** start LISTED RECORDS **

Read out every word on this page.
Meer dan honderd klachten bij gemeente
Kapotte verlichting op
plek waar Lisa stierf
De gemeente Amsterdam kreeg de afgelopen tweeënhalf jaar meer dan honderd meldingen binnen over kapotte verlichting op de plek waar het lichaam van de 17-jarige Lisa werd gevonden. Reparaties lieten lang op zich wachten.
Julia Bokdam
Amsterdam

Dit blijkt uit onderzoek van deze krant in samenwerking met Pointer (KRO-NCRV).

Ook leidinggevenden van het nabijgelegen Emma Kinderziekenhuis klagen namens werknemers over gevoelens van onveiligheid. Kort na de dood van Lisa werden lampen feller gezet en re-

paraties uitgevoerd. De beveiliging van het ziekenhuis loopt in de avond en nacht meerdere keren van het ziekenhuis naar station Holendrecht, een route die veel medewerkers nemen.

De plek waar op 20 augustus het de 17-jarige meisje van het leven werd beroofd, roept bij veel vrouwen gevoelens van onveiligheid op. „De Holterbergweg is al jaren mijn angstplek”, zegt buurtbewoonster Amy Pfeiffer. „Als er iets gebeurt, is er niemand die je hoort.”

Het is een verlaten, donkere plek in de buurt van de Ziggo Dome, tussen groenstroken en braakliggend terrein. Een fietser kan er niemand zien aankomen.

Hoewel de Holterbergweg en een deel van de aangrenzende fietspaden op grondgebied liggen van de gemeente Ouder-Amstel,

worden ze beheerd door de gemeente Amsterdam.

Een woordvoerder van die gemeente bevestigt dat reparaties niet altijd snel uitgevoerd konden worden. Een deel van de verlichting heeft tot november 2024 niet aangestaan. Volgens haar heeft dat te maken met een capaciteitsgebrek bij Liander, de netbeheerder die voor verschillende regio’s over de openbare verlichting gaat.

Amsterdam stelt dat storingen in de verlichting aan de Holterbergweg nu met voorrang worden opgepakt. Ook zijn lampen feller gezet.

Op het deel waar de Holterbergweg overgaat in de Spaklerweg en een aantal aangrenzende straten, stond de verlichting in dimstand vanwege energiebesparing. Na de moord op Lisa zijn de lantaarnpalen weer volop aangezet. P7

** end LISTED RECORDS **

■ **EXERCISE GOAL**: Using the material above, print every entry exactly as written.

■ **PROBLEM SOLUTION**:
Read out every word on this page.
Meer dan honderd klachten bij gemeente
Kapotte verlichting op
plek waar Lisa stierf
De gemeente Amsterdam kreeg de afgelopen tweeënhalf jaar meer dan honderd meldingen binnen over kapotte verlichting op de plek waar het lichaam van de 17-jarige Lisa werd gevonden. Reparaties lieten lang op zich wachten.
Julia Bokdam
Amsterdam

Dit blijkt uit onderzoek van deze krant in samenwerking met Pointer (KRO-NCRV).

Ook leidinggevenden van het nabijgelegen Emma Kinderziekenhuis klagen namens werknemers over gevoelens van onveiligheid. Kort na de dood van Lisa werden lampen feller gezet en re-

paraties uitgevoerd. De beveiliging van het ziekenhuis loopt in de avond en nacht meerdere keren van het ziekenhuis naar station Holendrecht, een route die veel medewerkers nemen.

De plek waar op 20 augustus het de 17-jarige meisje van het leven werd beroofd, roept bij veel vrouwen gevoelens van onveiligheid op. „De Holterbergweg is al jaren mijn angstplek”, zegt buurtbewoonster Amy Pfeiffer. „Als er iets gebeurt, is er niemand die je hoort.”

Het is een verlaten, donkere plek in de buurt van de Ziggo Dome, tussen groenstroken en braakliggend terrein. Een fietser kan er niemand zien aankomen.

Hoewel de Holterbergweg en een deel van de aangrenzende fietspaden op grondgebied liggen van de gemeente Ouder-Amstel,

worden ze beheerd door de gemeente Amsterdam.

Een woordvoerder van die gemeente bevestigt dat reparaties niet altijd snel uitgevoerd konden worden. Een deel van de verlichting heeft tot november 2024 niet aangestaan. Volgens haar heeft dat te maken met een capaciteitsgebrek bij Liander, de netbeheerder die voor verschillende regio’s over de openbare verlichting gaat.

Amsterdam stelt dat storingen in de verlichting aan de Holterbergweg nu met voorrang worden opgepakt. Ook zijn lampen feller gezet.

Op het deel waar de Holterbergweg overgaat in de Spaklerweg en een aantal aangrenzende straten, stond de verlichting in dimstand vanwege energiebesparing. Na de moord op Lisa zijn de lantaarnpalen weer volop aangezet. P7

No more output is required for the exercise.